Requirement:
Transcribe the lines below verbatim, beginning at the line that contains "Enumerate the UI" and stopping after the line that contains "svg-text:1 000: 1 000 bbox=[1083, 1432, 1136, 1531]". Leave the pictures out of your answer.

Data for processing:
* Begin *

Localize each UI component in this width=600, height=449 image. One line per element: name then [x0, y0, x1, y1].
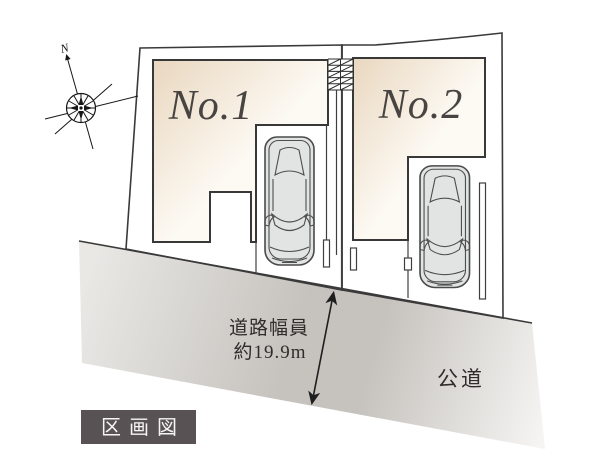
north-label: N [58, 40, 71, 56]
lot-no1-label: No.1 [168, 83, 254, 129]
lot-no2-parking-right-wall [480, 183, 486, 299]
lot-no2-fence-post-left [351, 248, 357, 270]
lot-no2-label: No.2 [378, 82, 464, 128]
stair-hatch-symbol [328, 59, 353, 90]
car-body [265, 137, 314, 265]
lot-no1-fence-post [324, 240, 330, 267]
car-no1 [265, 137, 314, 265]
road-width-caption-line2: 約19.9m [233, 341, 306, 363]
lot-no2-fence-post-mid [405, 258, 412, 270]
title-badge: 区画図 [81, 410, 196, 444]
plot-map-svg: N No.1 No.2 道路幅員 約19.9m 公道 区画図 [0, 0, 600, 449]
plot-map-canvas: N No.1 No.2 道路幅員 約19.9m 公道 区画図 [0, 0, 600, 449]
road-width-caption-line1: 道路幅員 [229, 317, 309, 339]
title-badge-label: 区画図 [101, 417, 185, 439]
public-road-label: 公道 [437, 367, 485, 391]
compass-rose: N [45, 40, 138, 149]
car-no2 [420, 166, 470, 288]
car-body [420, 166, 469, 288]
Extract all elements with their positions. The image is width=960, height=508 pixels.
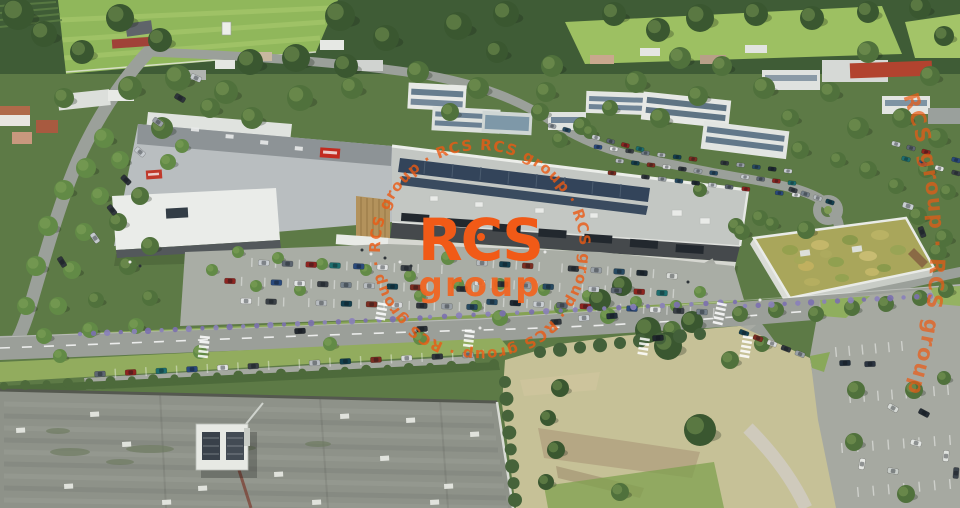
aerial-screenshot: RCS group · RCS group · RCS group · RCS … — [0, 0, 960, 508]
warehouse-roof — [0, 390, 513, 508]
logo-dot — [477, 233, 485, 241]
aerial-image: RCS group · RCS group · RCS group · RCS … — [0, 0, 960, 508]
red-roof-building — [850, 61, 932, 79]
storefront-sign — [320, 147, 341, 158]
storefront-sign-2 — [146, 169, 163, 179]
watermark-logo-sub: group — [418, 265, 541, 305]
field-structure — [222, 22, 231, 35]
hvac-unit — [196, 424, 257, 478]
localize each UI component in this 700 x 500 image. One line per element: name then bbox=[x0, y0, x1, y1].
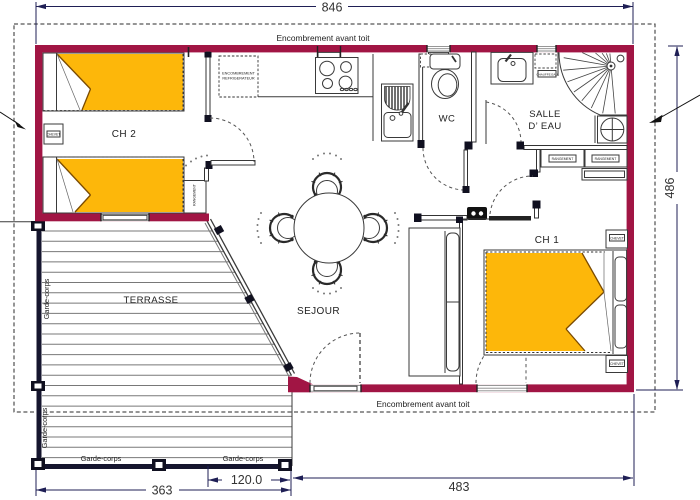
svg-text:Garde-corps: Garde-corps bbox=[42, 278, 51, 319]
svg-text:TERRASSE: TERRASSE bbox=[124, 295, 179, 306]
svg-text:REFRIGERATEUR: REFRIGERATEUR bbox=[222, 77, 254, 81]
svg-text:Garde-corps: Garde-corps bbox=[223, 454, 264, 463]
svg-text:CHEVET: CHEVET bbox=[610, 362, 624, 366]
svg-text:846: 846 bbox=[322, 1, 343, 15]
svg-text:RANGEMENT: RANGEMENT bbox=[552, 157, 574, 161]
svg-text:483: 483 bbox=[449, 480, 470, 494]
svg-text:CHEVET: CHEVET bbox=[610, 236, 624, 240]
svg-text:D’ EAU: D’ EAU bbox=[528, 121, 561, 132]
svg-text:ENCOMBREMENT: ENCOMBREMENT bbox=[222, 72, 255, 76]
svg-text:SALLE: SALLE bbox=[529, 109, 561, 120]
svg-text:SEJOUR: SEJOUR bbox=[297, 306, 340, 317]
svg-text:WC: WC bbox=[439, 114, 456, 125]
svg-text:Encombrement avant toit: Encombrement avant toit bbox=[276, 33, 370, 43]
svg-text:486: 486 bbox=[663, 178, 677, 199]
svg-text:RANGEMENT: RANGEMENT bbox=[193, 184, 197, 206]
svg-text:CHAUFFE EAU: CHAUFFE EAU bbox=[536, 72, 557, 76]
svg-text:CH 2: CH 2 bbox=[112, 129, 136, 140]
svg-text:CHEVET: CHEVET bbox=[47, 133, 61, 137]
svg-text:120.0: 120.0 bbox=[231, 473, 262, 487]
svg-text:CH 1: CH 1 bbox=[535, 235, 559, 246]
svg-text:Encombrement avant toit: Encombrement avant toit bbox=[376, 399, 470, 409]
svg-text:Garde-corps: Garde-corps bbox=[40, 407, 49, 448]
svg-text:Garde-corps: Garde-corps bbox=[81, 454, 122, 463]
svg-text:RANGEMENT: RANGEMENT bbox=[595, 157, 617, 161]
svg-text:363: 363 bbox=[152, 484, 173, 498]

* End *
* Begin *

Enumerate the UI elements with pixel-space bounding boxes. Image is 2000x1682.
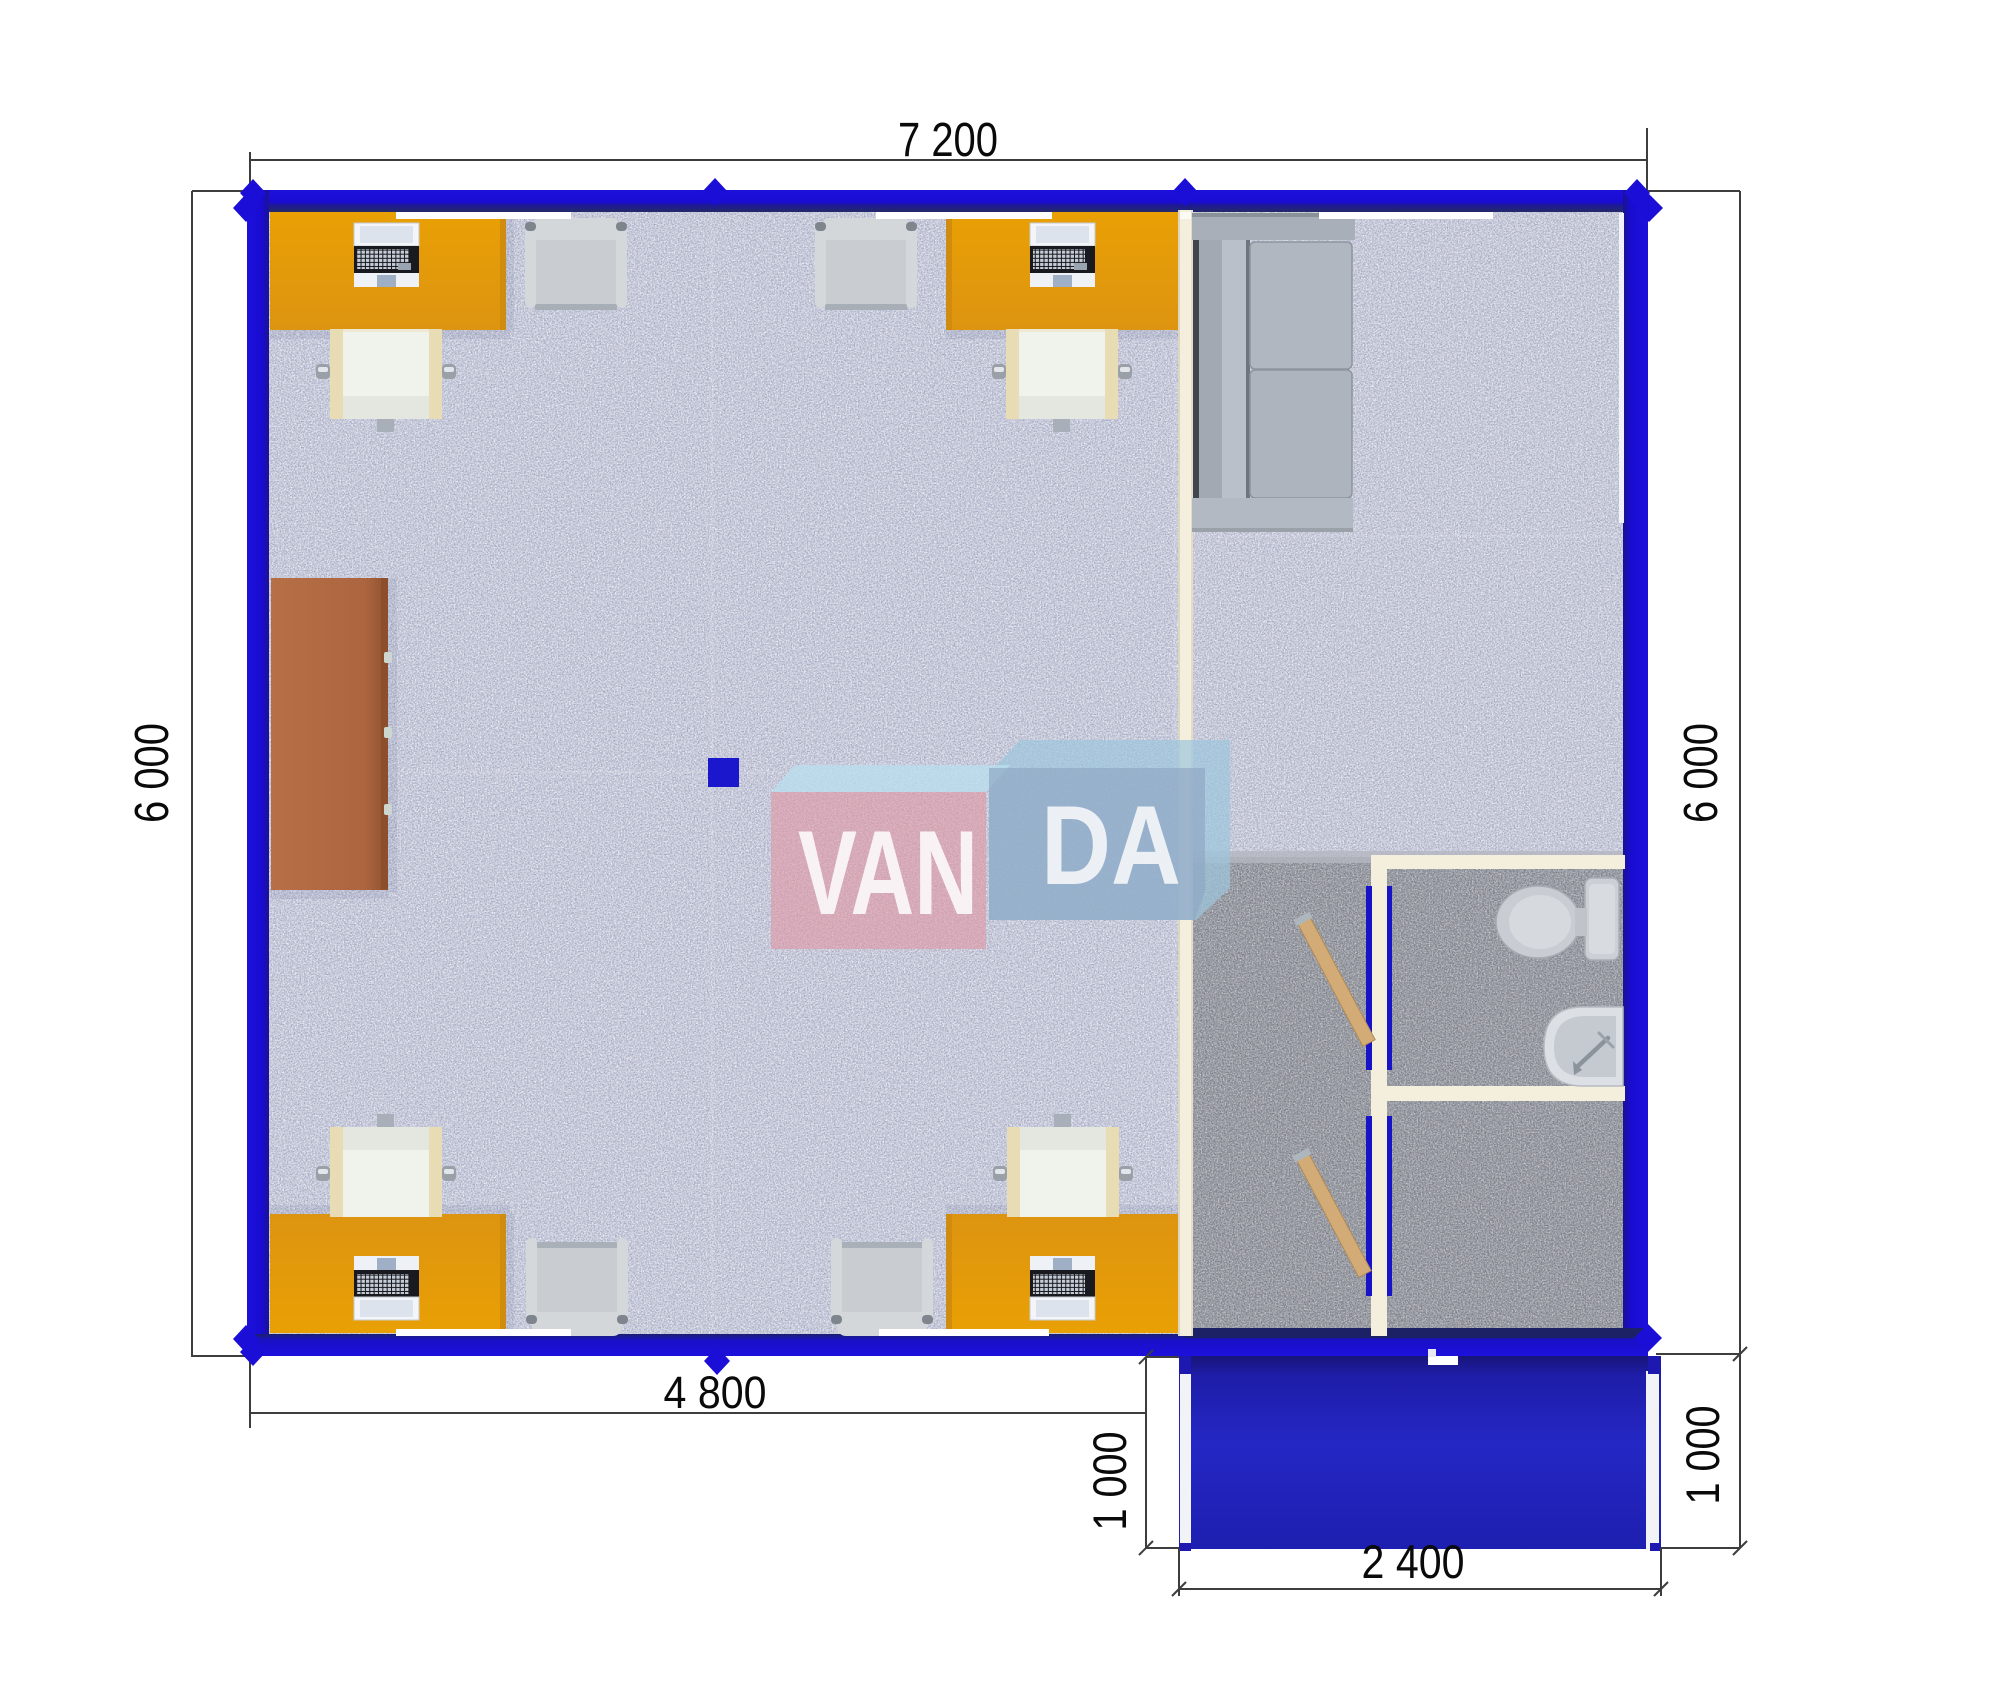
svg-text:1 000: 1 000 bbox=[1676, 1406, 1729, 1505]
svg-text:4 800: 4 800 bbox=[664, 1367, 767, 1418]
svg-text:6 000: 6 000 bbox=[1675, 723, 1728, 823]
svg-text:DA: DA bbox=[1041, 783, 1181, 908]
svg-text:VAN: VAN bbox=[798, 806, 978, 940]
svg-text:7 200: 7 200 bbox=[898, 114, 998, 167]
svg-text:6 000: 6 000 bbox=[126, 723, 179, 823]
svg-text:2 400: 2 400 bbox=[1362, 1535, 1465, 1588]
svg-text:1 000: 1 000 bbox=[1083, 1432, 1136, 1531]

* End *

Completed task:
Enumerate the UI elements with pixel-space bounding boxes. Image is 2000x1682.
svg-text:1 000: 1 000 bbox=[1676, 1406, 1729, 1505]
svg-text:4 800: 4 800 bbox=[664, 1367, 767, 1418]
svg-text:6 000: 6 000 bbox=[1675, 723, 1728, 823]
svg-text:DA: DA bbox=[1041, 783, 1181, 908]
svg-text:VAN: VAN bbox=[798, 806, 978, 940]
svg-text:7 200: 7 200 bbox=[898, 114, 998, 167]
svg-text:6 000: 6 000 bbox=[126, 723, 179, 823]
svg-text:2 400: 2 400 bbox=[1362, 1535, 1465, 1588]
svg-text:1 000: 1 000 bbox=[1083, 1432, 1136, 1531]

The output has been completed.